Find each line holding "lcls" and copy it out.

Extracted records:
* * * * *

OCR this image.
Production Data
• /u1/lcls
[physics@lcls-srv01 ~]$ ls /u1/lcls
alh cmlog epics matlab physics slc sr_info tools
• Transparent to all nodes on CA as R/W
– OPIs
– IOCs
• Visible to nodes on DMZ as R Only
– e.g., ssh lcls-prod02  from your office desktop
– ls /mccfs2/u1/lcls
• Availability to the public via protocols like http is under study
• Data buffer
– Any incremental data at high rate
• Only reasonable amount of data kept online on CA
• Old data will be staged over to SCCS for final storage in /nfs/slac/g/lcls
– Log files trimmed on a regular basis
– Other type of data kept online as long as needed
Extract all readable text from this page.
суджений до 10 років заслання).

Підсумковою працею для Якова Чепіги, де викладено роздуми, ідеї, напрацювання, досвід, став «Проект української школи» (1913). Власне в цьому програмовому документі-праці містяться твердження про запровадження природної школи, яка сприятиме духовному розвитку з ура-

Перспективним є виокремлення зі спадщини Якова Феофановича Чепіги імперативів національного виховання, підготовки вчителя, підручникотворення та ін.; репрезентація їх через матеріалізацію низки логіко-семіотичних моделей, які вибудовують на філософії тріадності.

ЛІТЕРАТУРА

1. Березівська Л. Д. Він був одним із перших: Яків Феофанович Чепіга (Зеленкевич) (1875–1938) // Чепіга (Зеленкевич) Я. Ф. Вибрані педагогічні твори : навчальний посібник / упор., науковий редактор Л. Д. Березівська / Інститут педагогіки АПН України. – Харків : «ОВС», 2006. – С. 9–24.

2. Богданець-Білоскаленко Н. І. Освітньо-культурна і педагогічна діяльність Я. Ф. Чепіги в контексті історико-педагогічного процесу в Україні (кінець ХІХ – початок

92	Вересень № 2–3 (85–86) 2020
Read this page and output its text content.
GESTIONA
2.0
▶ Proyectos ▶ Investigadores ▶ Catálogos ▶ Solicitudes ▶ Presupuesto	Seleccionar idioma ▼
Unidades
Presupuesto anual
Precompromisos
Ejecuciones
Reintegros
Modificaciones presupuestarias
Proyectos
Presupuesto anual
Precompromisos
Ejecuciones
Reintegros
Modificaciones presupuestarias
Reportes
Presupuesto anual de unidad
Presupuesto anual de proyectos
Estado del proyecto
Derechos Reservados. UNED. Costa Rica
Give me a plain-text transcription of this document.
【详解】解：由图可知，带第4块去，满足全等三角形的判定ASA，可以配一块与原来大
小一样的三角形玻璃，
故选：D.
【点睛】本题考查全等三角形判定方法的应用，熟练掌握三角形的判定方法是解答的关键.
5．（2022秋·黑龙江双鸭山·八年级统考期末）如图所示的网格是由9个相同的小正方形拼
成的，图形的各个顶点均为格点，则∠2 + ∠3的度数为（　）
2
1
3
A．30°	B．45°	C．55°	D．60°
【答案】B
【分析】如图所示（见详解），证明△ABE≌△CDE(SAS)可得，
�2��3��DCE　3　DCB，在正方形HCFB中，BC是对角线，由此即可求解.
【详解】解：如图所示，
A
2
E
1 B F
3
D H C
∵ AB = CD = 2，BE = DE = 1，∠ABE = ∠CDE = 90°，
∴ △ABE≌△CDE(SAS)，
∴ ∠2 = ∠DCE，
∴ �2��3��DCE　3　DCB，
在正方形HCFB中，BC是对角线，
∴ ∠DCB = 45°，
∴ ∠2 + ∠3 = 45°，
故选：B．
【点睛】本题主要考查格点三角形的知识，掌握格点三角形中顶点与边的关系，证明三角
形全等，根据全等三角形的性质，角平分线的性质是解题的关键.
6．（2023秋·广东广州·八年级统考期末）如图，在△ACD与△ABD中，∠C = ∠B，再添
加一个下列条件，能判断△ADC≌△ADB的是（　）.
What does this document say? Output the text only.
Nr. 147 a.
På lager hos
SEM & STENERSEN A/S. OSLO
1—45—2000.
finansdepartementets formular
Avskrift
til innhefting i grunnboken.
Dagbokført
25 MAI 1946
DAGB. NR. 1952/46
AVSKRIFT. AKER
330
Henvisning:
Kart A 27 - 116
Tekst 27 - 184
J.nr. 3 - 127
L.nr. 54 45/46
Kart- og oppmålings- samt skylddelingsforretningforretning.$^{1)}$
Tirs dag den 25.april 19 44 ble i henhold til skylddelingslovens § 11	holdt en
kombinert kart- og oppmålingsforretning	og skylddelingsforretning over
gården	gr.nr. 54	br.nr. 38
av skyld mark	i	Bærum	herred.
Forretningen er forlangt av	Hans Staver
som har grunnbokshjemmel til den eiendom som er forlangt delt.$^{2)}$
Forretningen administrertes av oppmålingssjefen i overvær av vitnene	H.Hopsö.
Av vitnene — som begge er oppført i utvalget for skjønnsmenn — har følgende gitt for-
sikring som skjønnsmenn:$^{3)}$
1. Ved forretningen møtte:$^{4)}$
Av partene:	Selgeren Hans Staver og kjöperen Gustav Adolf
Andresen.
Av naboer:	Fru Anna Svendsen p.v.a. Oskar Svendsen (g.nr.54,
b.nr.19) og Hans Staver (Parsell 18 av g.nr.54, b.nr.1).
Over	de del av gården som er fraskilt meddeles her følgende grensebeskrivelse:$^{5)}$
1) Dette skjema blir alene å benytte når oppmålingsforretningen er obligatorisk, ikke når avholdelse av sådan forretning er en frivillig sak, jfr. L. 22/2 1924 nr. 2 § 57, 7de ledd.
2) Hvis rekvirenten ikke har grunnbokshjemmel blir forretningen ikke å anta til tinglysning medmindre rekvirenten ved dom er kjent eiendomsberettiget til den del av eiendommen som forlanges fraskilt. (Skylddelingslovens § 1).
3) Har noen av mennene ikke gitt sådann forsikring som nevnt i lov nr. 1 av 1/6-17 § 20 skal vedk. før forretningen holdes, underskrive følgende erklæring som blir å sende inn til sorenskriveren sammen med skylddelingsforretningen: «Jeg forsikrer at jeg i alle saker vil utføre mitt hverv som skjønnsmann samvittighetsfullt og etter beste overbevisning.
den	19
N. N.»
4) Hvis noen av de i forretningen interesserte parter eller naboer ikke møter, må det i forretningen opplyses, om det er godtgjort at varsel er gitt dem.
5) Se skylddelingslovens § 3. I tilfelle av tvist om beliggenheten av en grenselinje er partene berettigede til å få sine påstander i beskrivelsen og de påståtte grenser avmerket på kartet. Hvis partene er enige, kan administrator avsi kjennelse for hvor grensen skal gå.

* * * * *

Task response.
• /u1/lcls
[physics@lcls-srv01 ~]$ ls /u1/lcls
– e.g., ssh lcls-prod02  from your office desktop
– ls /mccfs2/u1/lcls
• Old data will be staged over to SCCS for final storage in /nfs/slac/g/lcls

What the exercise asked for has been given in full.